DATASET:
** BEGIN **
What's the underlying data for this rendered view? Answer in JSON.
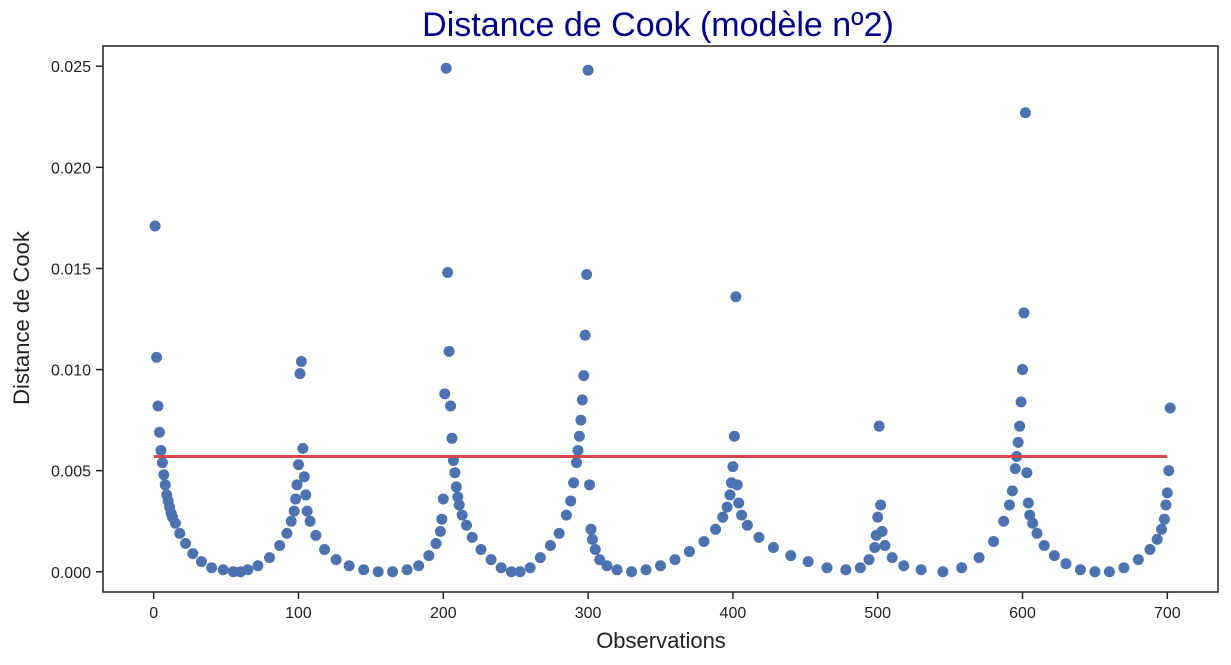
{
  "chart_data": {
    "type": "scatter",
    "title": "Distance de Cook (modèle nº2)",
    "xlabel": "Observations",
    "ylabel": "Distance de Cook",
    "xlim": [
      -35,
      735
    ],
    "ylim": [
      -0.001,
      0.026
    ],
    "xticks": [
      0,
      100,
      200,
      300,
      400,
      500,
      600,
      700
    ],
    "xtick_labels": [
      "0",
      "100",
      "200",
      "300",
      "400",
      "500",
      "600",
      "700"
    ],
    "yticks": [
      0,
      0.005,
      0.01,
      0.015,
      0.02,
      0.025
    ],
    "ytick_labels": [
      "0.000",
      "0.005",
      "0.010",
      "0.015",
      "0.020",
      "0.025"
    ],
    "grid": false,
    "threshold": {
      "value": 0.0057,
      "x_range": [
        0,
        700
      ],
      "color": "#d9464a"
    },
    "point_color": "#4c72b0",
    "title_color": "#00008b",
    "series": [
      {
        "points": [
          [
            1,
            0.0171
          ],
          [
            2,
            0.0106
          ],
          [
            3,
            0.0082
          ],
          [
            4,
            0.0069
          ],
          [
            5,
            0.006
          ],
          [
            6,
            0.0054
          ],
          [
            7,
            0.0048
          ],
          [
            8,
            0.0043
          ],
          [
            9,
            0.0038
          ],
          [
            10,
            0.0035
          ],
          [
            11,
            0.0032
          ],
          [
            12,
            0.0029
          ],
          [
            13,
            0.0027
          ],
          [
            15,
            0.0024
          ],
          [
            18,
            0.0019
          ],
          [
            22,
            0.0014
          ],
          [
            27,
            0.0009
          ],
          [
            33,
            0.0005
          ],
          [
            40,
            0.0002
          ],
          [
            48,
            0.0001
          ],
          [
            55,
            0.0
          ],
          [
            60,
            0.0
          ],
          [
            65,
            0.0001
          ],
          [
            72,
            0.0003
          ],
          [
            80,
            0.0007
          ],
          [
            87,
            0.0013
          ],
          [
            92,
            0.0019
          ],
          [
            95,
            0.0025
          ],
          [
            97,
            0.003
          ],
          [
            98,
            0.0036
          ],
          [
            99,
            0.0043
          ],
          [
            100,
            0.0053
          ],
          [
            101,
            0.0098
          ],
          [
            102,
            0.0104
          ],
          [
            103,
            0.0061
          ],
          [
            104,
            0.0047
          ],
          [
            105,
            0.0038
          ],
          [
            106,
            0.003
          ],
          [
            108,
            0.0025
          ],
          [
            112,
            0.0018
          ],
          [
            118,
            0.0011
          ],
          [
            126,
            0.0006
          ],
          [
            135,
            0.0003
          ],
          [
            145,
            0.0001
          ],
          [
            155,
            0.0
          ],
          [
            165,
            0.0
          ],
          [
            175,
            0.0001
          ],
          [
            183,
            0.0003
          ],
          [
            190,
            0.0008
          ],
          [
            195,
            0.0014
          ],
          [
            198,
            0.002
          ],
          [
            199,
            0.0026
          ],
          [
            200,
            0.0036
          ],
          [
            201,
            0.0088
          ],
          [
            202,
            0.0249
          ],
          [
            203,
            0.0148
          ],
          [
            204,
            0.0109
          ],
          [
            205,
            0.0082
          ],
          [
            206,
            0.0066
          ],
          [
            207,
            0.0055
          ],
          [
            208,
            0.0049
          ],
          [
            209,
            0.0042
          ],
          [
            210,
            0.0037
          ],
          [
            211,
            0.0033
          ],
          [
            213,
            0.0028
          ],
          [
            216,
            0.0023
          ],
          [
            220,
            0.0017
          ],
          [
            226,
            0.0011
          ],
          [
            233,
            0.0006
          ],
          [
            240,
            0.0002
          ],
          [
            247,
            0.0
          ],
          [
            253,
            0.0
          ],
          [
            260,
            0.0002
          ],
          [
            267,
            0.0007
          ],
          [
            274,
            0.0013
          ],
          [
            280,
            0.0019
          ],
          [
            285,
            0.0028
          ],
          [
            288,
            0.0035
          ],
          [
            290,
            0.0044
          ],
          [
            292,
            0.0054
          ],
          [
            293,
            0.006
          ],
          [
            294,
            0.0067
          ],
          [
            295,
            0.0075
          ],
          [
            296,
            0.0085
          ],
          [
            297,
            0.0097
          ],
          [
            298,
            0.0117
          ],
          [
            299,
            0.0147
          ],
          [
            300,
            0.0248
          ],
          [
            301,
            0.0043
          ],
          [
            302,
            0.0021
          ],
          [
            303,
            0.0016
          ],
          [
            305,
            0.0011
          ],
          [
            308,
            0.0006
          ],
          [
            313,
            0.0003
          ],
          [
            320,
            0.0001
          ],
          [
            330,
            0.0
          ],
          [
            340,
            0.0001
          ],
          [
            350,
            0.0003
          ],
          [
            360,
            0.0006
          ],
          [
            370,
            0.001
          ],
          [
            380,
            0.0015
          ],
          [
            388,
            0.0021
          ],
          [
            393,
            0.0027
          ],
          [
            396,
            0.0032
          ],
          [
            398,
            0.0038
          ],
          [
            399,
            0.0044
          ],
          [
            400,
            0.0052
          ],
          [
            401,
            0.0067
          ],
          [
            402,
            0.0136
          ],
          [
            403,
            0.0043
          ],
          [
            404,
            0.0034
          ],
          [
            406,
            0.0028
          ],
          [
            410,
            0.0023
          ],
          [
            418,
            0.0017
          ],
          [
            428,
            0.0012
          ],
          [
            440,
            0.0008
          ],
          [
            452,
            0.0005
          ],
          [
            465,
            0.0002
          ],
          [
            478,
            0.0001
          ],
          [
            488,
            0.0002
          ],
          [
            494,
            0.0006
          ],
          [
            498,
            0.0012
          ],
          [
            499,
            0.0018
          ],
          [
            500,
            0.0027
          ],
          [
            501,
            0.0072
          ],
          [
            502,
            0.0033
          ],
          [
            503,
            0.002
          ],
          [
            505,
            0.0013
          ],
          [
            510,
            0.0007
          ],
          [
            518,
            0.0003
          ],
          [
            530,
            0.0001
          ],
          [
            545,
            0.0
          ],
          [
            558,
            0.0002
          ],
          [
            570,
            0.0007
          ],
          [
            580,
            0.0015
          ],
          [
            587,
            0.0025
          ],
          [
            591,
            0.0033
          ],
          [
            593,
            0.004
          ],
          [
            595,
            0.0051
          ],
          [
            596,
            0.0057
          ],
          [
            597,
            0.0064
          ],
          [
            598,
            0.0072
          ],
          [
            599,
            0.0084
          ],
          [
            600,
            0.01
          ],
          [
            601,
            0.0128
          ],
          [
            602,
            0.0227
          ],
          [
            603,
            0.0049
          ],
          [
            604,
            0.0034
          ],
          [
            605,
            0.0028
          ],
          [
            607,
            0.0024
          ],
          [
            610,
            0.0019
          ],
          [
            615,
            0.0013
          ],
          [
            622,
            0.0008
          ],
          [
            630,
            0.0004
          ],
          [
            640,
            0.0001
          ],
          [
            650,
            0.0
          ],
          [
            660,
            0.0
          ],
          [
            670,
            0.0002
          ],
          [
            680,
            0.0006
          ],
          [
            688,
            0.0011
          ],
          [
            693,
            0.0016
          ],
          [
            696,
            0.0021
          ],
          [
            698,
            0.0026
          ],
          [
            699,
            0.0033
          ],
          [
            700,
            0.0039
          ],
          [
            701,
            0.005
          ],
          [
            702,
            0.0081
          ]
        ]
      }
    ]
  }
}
** END **
Write the records above out again exactly, with no pictures in your copy.

RESULT BELOW:
What's the underlying data for this rendered view? Answer in JSON.
{
  "chart_data": {
    "type": "scatter",
    "title": "Distance de Cook (modèle nº2)",
    "xlabel": "Observations",
    "ylabel": "Distance de Cook",
    "xlim": [
      -35,
      735
    ],
    "ylim": [
      -0.001,
      0.026
    ],
    "xticks": [
      0,
      100,
      200,
      300,
      400,
      500,
      600,
      700
    ],
    "xtick_labels": [
      "0",
      "100",
      "200",
      "300",
      "400",
      "500",
      "600",
      "700"
    ],
    "yticks": [
      0,
      0.005,
      0.01,
      0.015,
      0.02,
      0.025
    ],
    "ytick_labels": [
      "0.000",
      "0.005",
      "0.010",
      "0.015",
      "0.020",
      "0.025"
    ],
    "grid": false,
    "threshold": {
      "value": 0.0057,
      "x_range": [
        0,
        700
      ],
      "color": "#d9464a"
    },
    "point_color": "#4c72b0",
    "title_color": "#00008b",
    "series": [
      {
        "points": [
          [
            1,
            0.0171
          ],
          [
            2,
            0.0106
          ],
          [
            3,
            0.0082
          ],
          [
            4,
            0.0069
          ],
          [
            5,
            0.006
          ],
          [
            6,
            0.0054
          ],
          [
            7,
            0.0048
          ],
          [
            8,
            0.0043
          ],
          [
            9,
            0.0038
          ],
          [
            10,
            0.0035
          ],
          [
            11,
            0.0032
          ],
          [
            12,
            0.0029
          ],
          [
            13,
            0.0027
          ],
          [
            15,
            0.0024
          ],
          [
            18,
            0.0019
          ],
          [
            22,
            0.0014
          ],
          [
            27,
            0.0009
          ],
          [
            33,
            0.0005
          ],
          [
            40,
            0.0002
          ],
          [
            48,
            0.0001
          ],
          [
            55,
            0.0
          ],
          [
            60,
            0.0
          ],
          [
            65,
            0.0001
          ],
          [
            72,
            0.0003
          ],
          [
            80,
            0.0007
          ],
          [
            87,
            0.0013
          ],
          [
            92,
            0.0019
          ],
          [
            95,
            0.0025
          ],
          [
            97,
            0.003
          ],
          [
            98,
            0.0036
          ],
          [
            99,
            0.0043
          ],
          [
            100,
            0.0053
          ],
          [
            101,
            0.0098
          ],
          [
            102,
            0.0104
          ],
          [
            103,
            0.0061
          ],
          [
            104,
            0.0047
          ],
          [
            105,
            0.0038
          ],
          [
            106,
            0.003
          ],
          [
            108,
            0.0025
          ],
          [
            112,
            0.0018
          ],
          [
            118,
            0.0011
          ],
          [
            126,
            0.0006
          ],
          [
            135,
            0.0003
          ],
          [
            145,
            0.0001
          ],
          [
            155,
            0.0
          ],
          [
            165,
            0.0
          ],
          [
            175,
            0.0001
          ],
          [
            183,
            0.0003
          ],
          [
            190,
            0.0008
          ],
          [
            195,
            0.0014
          ],
          [
            198,
            0.002
          ],
          [
            199,
            0.0026
          ],
          [
            200,
            0.0036
          ],
          [
            201,
            0.0088
          ],
          [
            202,
            0.0249
          ],
          [
            203,
            0.0148
          ],
          [
            204,
            0.0109
          ],
          [
            205,
            0.0082
          ],
          [
            206,
            0.0066
          ],
          [
            207,
            0.0055
          ],
          [
            208,
            0.0049
          ],
          [
            209,
            0.0042
          ],
          [
            210,
            0.0037
          ],
          [
            211,
            0.0033
          ],
          [
            213,
            0.0028
          ],
          [
            216,
            0.0023
          ],
          [
            220,
            0.0017
          ],
          [
            226,
            0.0011
          ],
          [
            233,
            0.0006
          ],
          [
            240,
            0.0002
          ],
          [
            247,
            0.0
          ],
          [
            253,
            0.0
          ],
          [
            260,
            0.0002
          ],
          [
            267,
            0.0007
          ],
          [
            274,
            0.0013
          ],
          [
            280,
            0.0019
          ],
          [
            285,
            0.0028
          ],
          [
            288,
            0.0035
          ],
          [
            290,
            0.0044
          ],
          [
            292,
            0.0054
          ],
          [
            293,
            0.006
          ],
          [
            294,
            0.0067
          ],
          [
            295,
            0.0075
          ],
          [
            296,
            0.0085
          ],
          [
            297,
            0.0097
          ],
          [
            298,
            0.0117
          ],
          [
            299,
            0.0147
          ],
          [
            300,
            0.0248
          ],
          [
            301,
            0.0043
          ],
          [
            302,
            0.0021
          ],
          [
            303,
            0.0016
          ],
          [
            305,
            0.0011
          ],
          [
            308,
            0.0006
          ],
          [
            313,
            0.0003
          ],
          [
            320,
            0.0001
          ],
          [
            330,
            0.0
          ],
          [
            340,
            0.0001
          ],
          [
            350,
            0.0003
          ],
          [
            360,
            0.0006
          ],
          [
            370,
            0.001
          ],
          [
            380,
            0.0015
          ],
          [
            388,
            0.0021
          ],
          [
            393,
            0.0027
          ],
          [
            396,
            0.0032
          ],
          [
            398,
            0.0038
          ],
          [
            399,
            0.0044
          ],
          [
            400,
            0.0052
          ],
          [
            401,
            0.0067
          ],
          [
            402,
            0.0136
          ],
          [
            403,
            0.0043
          ],
          [
            404,
            0.0034
          ],
          [
            406,
            0.0028
          ],
          [
            410,
            0.0023
          ],
          [
            418,
            0.0017
          ],
          [
            428,
            0.0012
          ],
          [
            440,
            0.0008
          ],
          [
            452,
            0.0005
          ],
          [
            465,
            0.0002
          ],
          [
            478,
            0.0001
          ],
          [
            488,
            0.0002
          ],
          [
            494,
            0.0006
          ],
          [
            498,
            0.0012
          ],
          [
            499,
            0.0018
          ],
          [
            500,
            0.0027
          ],
          [
            501,
            0.0072
          ],
          [
            502,
            0.0033
          ],
          [
            503,
            0.002
          ],
          [
            505,
            0.0013
          ],
          [
            510,
            0.0007
          ],
          [
            518,
            0.0003
          ],
          [
            530,
            0.0001
          ],
          [
            545,
            0.0
          ],
          [
            558,
            0.0002
          ],
          [
            570,
            0.0007
          ],
          [
            580,
            0.0015
          ],
          [
            587,
            0.0025
          ],
          [
            591,
            0.0033
          ],
          [
            593,
            0.004
          ],
          [
            595,
            0.0051
          ],
          [
            596,
            0.0057
          ],
          [
            597,
            0.0064
          ],
          [
            598,
            0.0072
          ],
          [
            599,
            0.0084
          ],
          [
            600,
            0.01
          ],
          [
            601,
            0.0128
          ],
          [
            602,
            0.0227
          ],
          [
            603,
            0.0049
          ],
          [
            604,
            0.0034
          ],
          [
            605,
            0.0028
          ],
          [
            607,
            0.0024
          ],
          [
            610,
            0.0019
          ],
          [
            615,
            0.0013
          ],
          [
            622,
            0.0008
          ],
          [
            630,
            0.0004
          ],
          [
            640,
            0.0001
          ],
          [
            650,
            0.0
          ],
          [
            660,
            0.0
          ],
          [
            670,
            0.0002
          ],
          [
            680,
            0.0006
          ],
          [
            688,
            0.0011
          ],
          [
            693,
            0.0016
          ],
          [
            696,
            0.0021
          ],
          [
            698,
            0.0026
          ],
          [
            699,
            0.0033
          ],
          [
            700,
            0.0039
          ],
          [
            701,
            0.005
          ],
          [
            702,
            0.0081
          ]
        ]
      }
    ]
  }
}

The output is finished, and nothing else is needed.